> [EXERCISE PASSAGE]:
◆ ◆ ◆ ◆ ◆
Growing up joyful amid chaos

A few weeks back I regaled you with an account of the relatively privileged lifestyle my folks and I lived in Ikoyi, Lagos – before the Nigerian civil war in 1966. I was going to contrast that with the turbulent but somewhat exciting life the civil war thrust us into, but my cancer diagnosis-inspired trip down memory lane was rudely interrupted by a Boko Haram “ambush.” So I suspended my nostalgic excursions and joined the rest of the world in addressing the cancer that is Boko Haram – eating away the core of our nation’s soul. I have made other detours but I long to share with you the joys of revisiting my past – and reflecting on the good, the bad, the ugly.

 

Emeka Odumegwu Ojukwu, inspecting Biafran soldiers during the Nigerian civil war

After the killings started, my folks and I often sought refuge in the home of our American church minister while we still lived in Lagos. My father must have had a hard time deciding what to do to keep his family safe and looking back I can see that things could have gone awry. He hired a driver to drive my two sisters and I to Enugu and he stayed back for a while. From Enugu we moved to Port Harcourt and then back to Enugu again. And from Enugu we fled to the joyful embrace of our hometown and from there to countless other refugee spots sometimes spending only a night before the sound of enemy fire forced us to flee.

 

The flight from Lagos – the first of many we would undertake – went relatively smoothly. At six years old, my only problem was deciding what toys to take because my father put a strict limit on what we could take. My doll just had to go with me but – but I could not take her sewing kit and other paraphernalia.

 

Back in the East, my father kept us in the same kind of school we were attending in Lagos – Saint Saviours, Ikoyi. We attended All Saints, Enugu and Saint Nicholas, Port Harcourt. But soon all that exclusive schooling came to an abrupt end. The entire school system in the East shut down and we were thrust into the school of hard knocks – deadly air raids, starvation, treks on foot, homelessness and sleeping in the bush.

 

After the school system shut down, my mother (like many other private citizens) stepped up and opened a home school. She had been a high school teacher before going to the university. She earned income for the family from the school and thanks to her enterprising spirit my siblings and I and our home school mates did not fall far behind in our education. We, the lucky ones, were able to keep up with our counterparts in the safe parts of Nigeria and the transition to federal secondary schools was relatively smooth for us. Many others, including my mother, lost valuable years of education. Many others lost a lot more.

 

My mother who had been attending the University of Nigeria, Nsukka at the outbreak of the civil war had to start her studies afresh at the university at the end of the war. But she did not lose any of her children. I heard of mothers throwing some of their children away when they could no longer bear them on their heads in baskets.

 

The war years were not all that traumatic for some of us. Actually, some of us say they were the happiest years of our lives. Ignorance (and innocence) was indeed blissful. Our parents did the worrying. The air raids were indeed scary, we dived under our desks in our home school but after it was over we continued with our lives, a little shaken but not traumatised.

 

For me and many of my friends and relatives, the best of those happy civil war years were the ones we spent in our hometown. Like many Easterners, we discovered that our hometown was the only place we felt safe and rooted.

 

Can you imagine the thrill of discovering village life – a life dramatically different from what we lived in Ikoyi, Lagos. I say to friends that my siblings and I would probably have been disconnected from our Nigerian and ethnic heritage if not for the civil war. Sometimes, I think: What were my parents thinking, enrolling us at those exclusive Whites dominated schools. But I must admit they served some purpose and I am thankful for the early exposure to folks from other cultures. Maybe that is why I am comfortable among people of different races.

 

Nevertheless, I implore my siblings and friends to ensure their children become steeped in some part of Nigerian ethnic culture. Those parents who take pride in their children’s inability to speak any Nigerian language puzzle me. When those children come to American colleges they discover they have little or nothing to contribute to the rich cultural tapestry others around them are weaving.

 

It is child abuse not to raise Nigerian-culture literate children fluent in at least one Nigerian language.
◆ ◆ ◆ ◆ ◆
Records for recognizing document structure:
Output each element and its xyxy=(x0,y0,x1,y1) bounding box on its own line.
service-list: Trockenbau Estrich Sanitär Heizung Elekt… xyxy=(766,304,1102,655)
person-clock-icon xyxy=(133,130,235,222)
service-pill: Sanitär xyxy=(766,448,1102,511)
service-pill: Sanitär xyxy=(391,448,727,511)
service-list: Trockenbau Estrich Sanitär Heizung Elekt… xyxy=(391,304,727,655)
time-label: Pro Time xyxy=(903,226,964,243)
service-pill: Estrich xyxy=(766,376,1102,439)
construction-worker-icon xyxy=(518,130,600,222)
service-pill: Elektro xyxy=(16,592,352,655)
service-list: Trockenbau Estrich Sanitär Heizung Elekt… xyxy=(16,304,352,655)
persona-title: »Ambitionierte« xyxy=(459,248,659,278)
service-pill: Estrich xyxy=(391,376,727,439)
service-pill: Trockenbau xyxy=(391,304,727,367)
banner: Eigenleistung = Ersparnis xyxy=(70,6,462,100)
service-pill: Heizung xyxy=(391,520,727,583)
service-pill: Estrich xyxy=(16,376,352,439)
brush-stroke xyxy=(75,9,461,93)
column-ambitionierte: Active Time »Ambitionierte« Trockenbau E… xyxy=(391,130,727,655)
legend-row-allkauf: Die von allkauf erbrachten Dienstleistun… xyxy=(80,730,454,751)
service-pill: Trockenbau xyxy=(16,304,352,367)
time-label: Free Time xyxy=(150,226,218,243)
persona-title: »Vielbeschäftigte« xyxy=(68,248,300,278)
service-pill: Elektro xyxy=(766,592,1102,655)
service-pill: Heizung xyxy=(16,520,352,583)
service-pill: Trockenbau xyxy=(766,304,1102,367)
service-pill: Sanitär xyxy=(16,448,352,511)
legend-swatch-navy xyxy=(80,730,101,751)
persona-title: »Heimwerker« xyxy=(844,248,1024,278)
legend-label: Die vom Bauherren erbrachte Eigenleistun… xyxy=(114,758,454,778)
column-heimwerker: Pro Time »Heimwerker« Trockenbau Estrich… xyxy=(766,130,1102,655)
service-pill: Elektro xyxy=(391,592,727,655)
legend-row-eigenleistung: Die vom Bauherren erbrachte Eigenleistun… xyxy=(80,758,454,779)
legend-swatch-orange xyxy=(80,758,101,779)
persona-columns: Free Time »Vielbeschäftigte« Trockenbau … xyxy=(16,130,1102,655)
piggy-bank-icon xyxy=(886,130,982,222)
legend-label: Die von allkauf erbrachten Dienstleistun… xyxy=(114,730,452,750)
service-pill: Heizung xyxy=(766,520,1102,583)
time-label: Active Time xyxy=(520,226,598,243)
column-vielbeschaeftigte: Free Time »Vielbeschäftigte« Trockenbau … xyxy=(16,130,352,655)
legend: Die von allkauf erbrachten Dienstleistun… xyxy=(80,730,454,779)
◆ ◆ ◆ ◆ ◆
> [WHAT NEEDS TO BE DONE]:
Reproduce the stretch of the civil war memoir from "Nevertheless, I implore" through "them are weaving.", word for word. The records are not needed for this work.

> [ANSWER BOX]:
Nevertheless, I implore my siblings and friends to ensure their children become steeped in some part of Nigerian ethnic culture. Those parents who take pride in their children’s inability to speak any Nigerian language puzzle me. When those children come to American colleges they discover they have little or nothing to contribute to the rich cultural tapestry others around them are weaving.